— Do this —
Using the data below, copy every line that contains the word "JSON".

— Information given —
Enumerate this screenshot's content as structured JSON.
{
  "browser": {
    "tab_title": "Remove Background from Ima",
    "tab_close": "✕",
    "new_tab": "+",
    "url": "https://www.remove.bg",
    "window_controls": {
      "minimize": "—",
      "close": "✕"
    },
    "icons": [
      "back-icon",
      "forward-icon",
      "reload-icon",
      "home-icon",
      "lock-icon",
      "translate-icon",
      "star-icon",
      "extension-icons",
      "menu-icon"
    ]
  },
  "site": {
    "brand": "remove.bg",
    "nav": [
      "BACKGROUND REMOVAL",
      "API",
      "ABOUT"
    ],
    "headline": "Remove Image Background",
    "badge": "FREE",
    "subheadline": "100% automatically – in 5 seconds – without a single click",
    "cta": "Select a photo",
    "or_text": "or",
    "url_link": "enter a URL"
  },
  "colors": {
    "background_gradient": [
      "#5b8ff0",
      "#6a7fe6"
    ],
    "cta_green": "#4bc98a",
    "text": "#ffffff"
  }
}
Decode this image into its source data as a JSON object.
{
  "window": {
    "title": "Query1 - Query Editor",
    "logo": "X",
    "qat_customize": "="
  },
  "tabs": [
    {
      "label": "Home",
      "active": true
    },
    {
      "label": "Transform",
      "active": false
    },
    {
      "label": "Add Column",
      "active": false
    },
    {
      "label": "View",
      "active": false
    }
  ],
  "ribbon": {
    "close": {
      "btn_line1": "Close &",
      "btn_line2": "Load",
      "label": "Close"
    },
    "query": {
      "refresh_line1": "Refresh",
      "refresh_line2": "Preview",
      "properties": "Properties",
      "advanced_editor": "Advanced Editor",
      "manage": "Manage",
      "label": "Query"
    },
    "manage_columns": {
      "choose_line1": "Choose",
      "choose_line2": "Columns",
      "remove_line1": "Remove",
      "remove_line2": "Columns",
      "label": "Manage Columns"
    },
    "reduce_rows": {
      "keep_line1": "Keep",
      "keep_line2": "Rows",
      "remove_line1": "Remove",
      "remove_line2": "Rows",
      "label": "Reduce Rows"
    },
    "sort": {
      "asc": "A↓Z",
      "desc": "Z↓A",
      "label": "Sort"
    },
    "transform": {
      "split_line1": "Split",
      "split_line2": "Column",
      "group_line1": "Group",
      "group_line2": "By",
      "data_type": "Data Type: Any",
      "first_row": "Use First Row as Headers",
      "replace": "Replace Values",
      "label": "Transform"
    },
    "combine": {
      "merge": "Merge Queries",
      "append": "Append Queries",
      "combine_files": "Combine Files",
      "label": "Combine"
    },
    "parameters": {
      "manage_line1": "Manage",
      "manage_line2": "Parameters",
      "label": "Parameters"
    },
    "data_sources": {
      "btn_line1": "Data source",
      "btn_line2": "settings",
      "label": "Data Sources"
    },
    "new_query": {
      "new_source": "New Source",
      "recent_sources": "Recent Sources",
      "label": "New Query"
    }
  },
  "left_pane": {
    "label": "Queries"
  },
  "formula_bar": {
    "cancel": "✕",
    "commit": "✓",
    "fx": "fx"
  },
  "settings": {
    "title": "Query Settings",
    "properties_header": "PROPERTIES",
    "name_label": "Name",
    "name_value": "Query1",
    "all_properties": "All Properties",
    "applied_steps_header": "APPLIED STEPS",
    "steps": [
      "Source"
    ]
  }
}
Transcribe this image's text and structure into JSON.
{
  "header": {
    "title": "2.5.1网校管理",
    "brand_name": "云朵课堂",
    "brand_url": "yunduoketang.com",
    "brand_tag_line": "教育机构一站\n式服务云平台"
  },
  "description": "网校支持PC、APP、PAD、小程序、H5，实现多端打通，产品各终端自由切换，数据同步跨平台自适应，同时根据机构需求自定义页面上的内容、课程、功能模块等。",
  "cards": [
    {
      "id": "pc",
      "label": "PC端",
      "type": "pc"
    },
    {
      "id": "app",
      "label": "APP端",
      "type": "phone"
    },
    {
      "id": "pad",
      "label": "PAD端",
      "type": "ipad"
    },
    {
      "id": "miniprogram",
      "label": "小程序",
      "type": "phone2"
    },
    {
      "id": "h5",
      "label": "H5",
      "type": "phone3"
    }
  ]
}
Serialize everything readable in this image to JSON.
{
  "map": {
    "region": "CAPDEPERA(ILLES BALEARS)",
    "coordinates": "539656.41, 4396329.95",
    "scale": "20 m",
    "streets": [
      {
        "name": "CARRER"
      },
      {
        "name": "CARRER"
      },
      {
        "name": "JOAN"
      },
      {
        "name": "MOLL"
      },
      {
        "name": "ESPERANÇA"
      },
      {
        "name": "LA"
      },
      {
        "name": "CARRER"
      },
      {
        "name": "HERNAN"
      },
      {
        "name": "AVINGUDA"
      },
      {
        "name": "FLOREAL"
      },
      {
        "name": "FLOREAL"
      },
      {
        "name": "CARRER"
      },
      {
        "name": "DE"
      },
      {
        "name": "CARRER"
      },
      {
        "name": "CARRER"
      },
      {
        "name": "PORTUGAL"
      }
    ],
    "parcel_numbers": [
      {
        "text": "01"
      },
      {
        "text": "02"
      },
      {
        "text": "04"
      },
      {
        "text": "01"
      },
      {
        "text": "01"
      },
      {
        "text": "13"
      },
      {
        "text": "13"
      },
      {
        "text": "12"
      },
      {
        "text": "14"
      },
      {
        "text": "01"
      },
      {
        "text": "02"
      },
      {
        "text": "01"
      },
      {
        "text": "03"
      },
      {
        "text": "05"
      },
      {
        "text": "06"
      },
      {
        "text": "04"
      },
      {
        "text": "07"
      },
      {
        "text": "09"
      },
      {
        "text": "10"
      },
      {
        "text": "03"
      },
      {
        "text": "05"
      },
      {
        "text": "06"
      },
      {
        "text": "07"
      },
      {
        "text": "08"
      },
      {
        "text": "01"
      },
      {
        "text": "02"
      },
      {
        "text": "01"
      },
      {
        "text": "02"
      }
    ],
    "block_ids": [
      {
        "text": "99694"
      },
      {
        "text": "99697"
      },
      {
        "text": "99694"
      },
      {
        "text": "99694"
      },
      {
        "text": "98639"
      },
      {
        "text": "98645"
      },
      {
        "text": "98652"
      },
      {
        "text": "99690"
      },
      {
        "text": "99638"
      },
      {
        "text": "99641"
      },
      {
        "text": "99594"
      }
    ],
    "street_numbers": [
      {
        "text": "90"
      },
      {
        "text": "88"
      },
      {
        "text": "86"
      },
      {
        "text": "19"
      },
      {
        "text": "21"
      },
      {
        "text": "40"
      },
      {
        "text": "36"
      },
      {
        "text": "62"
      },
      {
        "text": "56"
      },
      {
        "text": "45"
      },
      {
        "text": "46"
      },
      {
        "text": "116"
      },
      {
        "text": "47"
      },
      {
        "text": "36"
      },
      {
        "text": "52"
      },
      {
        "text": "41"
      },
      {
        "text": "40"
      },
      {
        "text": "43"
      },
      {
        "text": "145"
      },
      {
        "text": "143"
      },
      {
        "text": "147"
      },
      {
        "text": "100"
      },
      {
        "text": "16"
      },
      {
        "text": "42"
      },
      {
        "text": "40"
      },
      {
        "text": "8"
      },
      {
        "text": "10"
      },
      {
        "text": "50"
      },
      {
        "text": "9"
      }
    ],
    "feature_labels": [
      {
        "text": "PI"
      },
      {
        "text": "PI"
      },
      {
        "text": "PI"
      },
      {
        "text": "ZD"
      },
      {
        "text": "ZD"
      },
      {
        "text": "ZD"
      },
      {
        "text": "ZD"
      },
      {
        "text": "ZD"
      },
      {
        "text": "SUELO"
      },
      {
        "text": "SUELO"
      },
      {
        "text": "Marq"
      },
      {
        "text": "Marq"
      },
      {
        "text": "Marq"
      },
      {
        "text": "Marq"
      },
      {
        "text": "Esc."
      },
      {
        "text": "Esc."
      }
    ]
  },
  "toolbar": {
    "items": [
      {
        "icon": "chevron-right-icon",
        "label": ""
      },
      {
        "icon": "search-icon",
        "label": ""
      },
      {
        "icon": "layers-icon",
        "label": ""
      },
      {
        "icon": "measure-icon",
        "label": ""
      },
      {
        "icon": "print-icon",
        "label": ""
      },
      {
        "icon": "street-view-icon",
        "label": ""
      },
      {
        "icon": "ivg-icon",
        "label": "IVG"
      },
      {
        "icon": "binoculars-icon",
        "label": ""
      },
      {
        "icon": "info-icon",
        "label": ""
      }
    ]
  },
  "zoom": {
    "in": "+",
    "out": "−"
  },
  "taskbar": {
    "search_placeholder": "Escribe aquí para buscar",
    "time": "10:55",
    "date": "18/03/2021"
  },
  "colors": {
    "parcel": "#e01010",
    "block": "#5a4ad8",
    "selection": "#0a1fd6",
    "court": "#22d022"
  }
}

— Complete answer —
Enumerate this screenshot's content as structured JSON.
Decode this image into its source data as a JSON object.
Transcribe this image's text and structure into JSON.
Serialize everything readable in this image to JSON.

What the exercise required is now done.